(begin)

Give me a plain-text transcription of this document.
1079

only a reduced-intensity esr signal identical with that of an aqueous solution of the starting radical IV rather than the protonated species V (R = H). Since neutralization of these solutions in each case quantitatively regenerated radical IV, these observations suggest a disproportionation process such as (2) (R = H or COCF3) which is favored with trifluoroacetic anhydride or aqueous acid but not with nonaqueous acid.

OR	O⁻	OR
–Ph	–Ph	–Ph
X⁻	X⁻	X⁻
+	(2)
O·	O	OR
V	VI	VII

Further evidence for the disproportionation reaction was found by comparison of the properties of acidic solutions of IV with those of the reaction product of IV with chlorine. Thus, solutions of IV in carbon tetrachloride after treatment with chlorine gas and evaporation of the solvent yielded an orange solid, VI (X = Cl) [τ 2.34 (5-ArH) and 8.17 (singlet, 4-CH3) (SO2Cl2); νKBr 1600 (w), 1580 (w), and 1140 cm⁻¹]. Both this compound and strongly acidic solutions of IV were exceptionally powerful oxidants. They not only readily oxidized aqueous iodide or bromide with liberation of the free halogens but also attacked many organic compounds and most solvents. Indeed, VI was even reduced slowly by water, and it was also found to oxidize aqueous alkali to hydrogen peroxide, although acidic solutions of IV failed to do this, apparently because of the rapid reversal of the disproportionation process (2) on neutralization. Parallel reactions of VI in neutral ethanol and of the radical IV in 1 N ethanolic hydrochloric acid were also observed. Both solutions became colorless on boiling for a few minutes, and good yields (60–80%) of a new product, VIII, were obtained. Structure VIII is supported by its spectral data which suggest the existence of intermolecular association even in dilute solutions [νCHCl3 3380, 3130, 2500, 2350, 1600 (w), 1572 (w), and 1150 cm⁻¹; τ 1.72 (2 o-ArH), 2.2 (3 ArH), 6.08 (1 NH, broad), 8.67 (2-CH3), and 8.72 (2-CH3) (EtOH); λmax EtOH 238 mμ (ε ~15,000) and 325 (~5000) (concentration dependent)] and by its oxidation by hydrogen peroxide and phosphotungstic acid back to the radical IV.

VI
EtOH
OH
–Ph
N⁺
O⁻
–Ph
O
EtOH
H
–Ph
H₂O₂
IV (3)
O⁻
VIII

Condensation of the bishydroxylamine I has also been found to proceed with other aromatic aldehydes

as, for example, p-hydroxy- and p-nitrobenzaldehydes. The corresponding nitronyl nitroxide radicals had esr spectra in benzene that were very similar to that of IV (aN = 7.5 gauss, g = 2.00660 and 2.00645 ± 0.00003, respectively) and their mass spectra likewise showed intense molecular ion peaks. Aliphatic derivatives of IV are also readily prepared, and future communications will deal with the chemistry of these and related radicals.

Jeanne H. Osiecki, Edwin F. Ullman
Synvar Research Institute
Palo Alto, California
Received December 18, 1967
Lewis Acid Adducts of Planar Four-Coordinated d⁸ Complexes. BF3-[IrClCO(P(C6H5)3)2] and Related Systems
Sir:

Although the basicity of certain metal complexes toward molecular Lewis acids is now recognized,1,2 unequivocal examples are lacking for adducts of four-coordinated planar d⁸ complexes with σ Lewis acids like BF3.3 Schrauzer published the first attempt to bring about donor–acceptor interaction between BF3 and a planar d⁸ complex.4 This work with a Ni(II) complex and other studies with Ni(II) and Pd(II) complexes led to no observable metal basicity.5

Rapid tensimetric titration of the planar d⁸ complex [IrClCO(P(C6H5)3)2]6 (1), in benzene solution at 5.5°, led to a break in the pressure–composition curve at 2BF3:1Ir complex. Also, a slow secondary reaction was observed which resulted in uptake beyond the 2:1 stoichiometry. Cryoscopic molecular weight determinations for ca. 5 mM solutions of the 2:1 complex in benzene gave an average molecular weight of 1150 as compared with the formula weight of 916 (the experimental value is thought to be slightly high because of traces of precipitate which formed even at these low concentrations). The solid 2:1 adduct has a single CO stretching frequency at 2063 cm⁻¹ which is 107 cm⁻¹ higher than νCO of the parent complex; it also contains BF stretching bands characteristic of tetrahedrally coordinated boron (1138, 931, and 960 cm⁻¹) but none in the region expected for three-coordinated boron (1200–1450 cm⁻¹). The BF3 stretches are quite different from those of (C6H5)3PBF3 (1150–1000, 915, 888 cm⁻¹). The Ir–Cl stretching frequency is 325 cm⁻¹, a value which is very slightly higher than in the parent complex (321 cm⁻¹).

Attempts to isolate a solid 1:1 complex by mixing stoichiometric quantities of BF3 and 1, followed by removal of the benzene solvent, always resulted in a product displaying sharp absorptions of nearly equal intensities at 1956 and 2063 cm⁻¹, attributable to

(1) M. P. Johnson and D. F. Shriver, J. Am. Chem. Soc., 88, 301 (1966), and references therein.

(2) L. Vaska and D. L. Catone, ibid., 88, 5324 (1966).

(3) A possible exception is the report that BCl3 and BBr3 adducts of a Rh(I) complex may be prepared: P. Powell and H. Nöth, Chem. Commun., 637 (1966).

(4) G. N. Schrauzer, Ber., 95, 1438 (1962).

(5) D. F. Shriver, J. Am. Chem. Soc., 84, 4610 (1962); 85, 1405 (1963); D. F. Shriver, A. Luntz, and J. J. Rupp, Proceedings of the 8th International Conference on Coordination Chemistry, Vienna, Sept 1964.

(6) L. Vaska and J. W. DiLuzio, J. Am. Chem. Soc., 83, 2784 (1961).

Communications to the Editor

(end)

* _SET EXERCISE_
Which lines hold the word "Shriver"? Copy all of them.

* _RESPONSE TO THE EXERCISE_
(1) M. P. Johnson and D. F. Shriver, J. Am. Chem. Soc., 88, 301 (1966), and references therein.
(5) D. F. Shriver, J. Am. Chem. Soc., 84, 4610 (1962); 85, 1405 (1963); D. F. Shriver, A. Luntz, and J. J. Rupp, Proceedings of the 8th International Conference on Coordination Chemistry, Vienna, Sept 1964.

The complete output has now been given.